* SET TASK
Please transcribe the listing below in full and word for word, without its pictures.

* GIVEN RECORDS
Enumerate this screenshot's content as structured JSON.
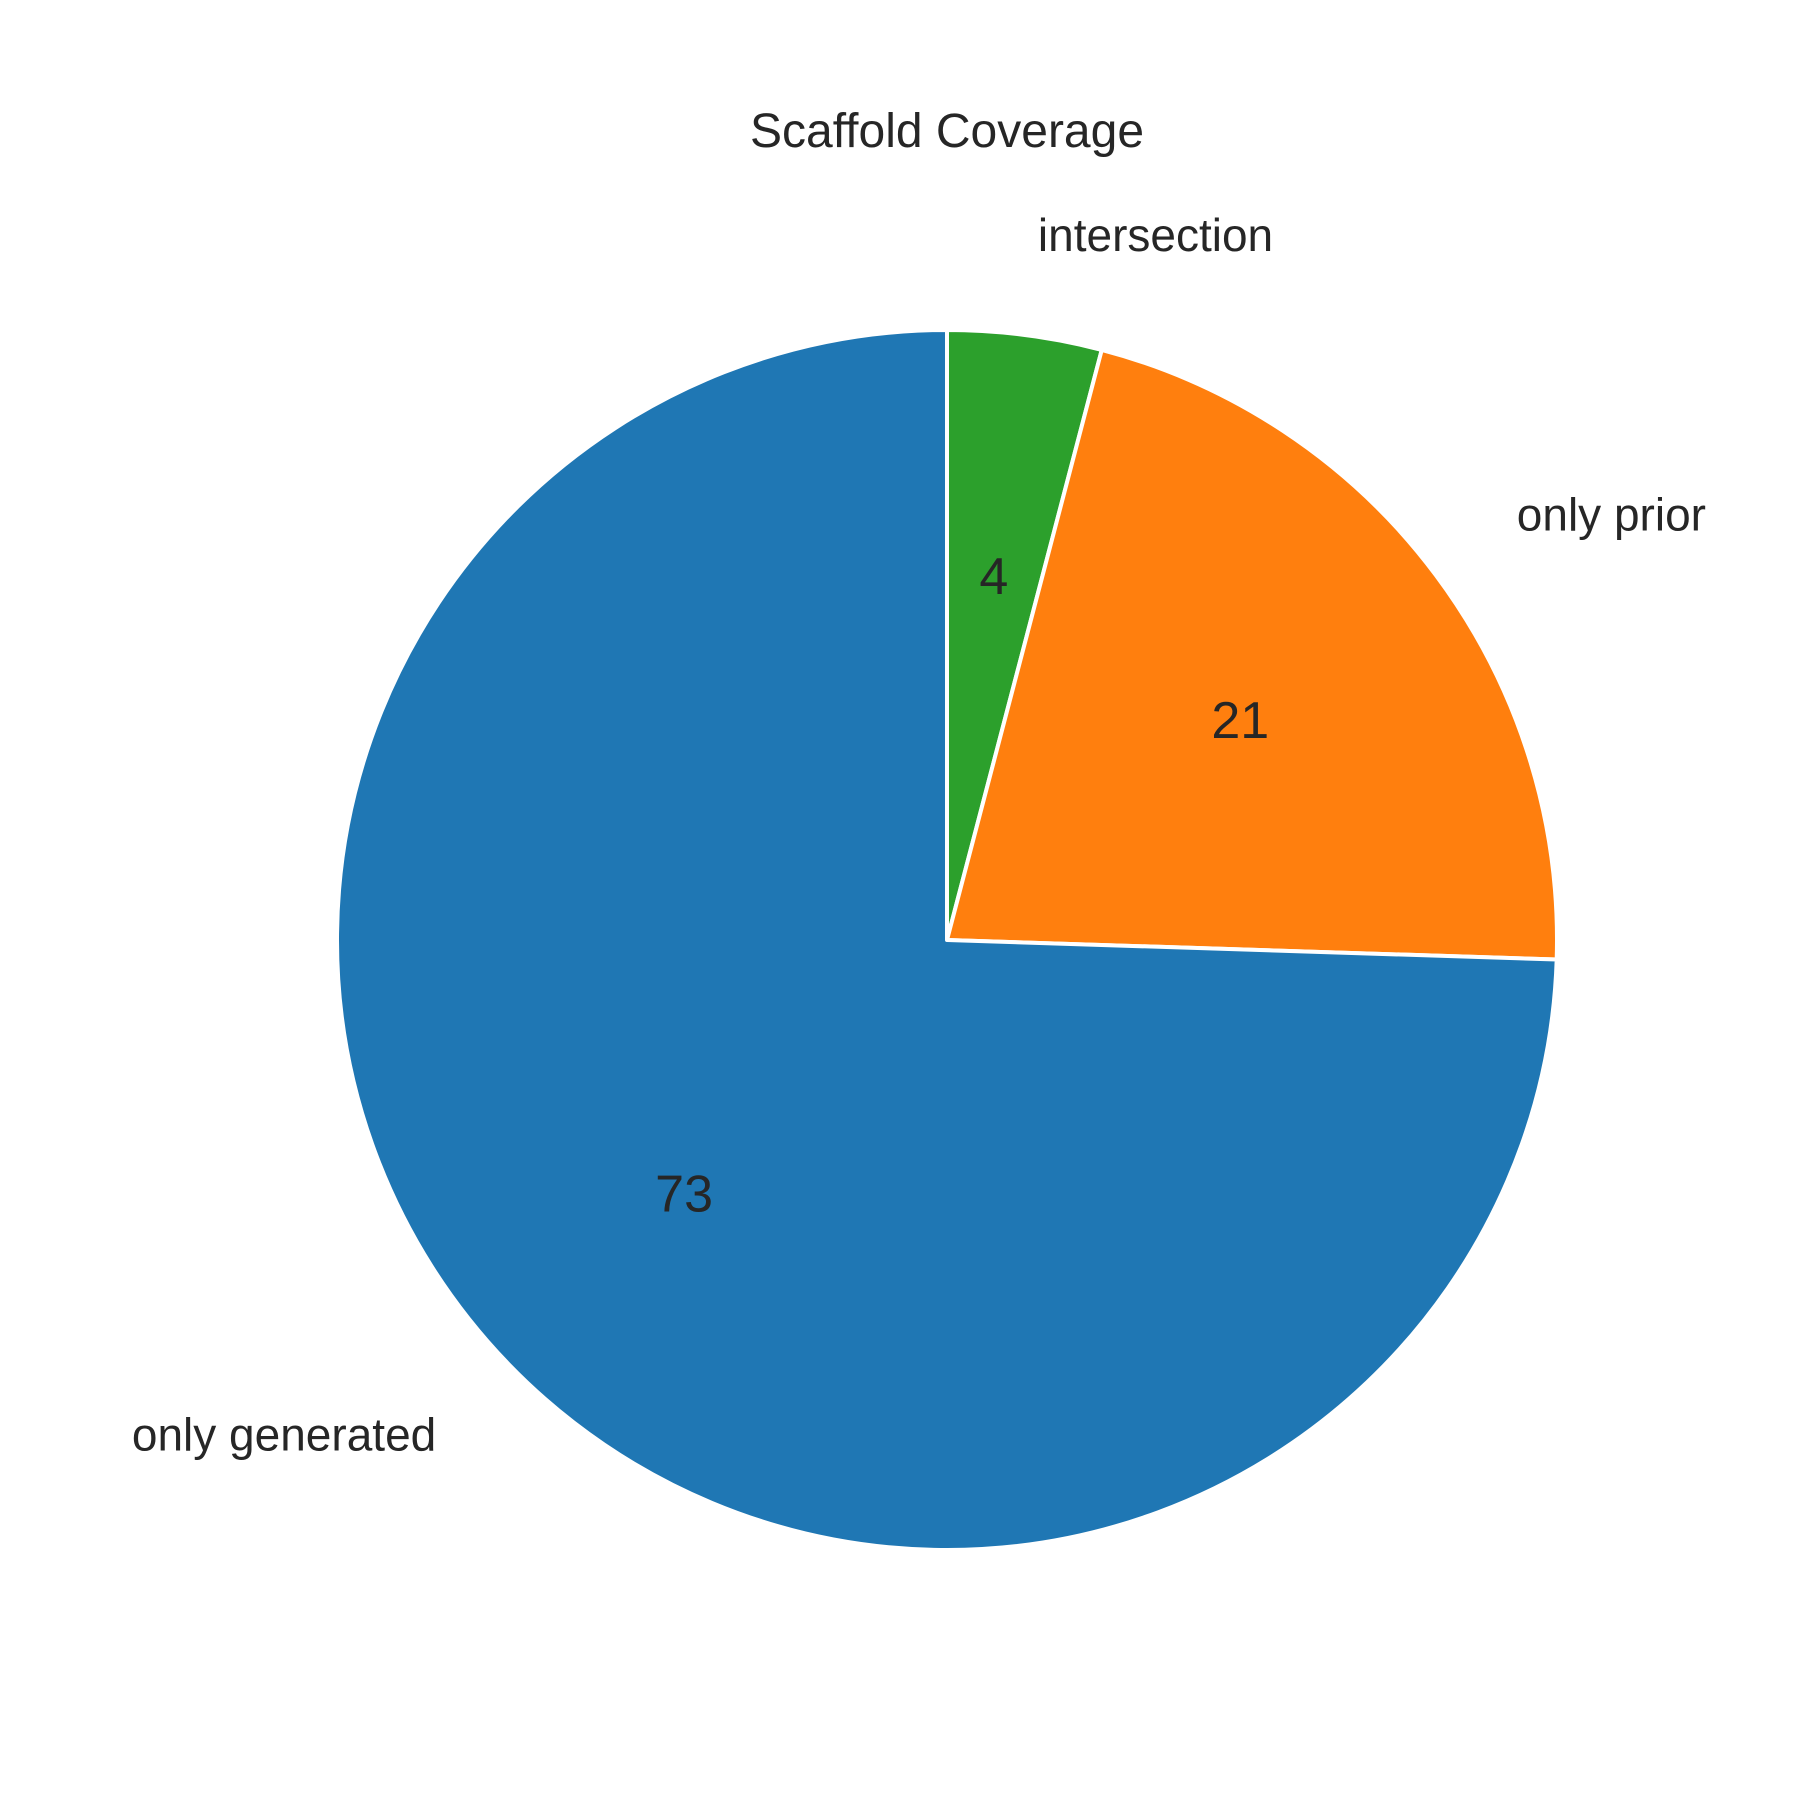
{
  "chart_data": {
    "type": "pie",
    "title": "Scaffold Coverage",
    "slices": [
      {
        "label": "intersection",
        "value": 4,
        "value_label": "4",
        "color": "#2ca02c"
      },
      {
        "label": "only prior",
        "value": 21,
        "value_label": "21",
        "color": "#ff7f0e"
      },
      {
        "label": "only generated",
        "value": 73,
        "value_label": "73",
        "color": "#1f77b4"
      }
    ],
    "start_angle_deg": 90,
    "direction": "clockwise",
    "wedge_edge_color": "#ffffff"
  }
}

* TASK OUTPUT
Enumerate this screenshot's content as structured JSON.
{
  "chart_data": {
    "type": "pie",
    "title": "Scaffold Coverage",
    "slices": [
      {
        "label": "intersection",
        "value": 4,
        "value_label": "4",
        "color": "#2ca02c"
      },
      {
        "label": "only prior",
        "value": 21,
        "value_label": "21",
        "color": "#ff7f0e"
      },
      {
        "label": "only generated",
        "value": 73,
        "value_label": "73",
        "color": "#1f77b4"
      }
    ],
    "start_angle_deg": 90,
    "direction": "clockwise",
    "wedge_edge_color": "#ffffff"
  }
}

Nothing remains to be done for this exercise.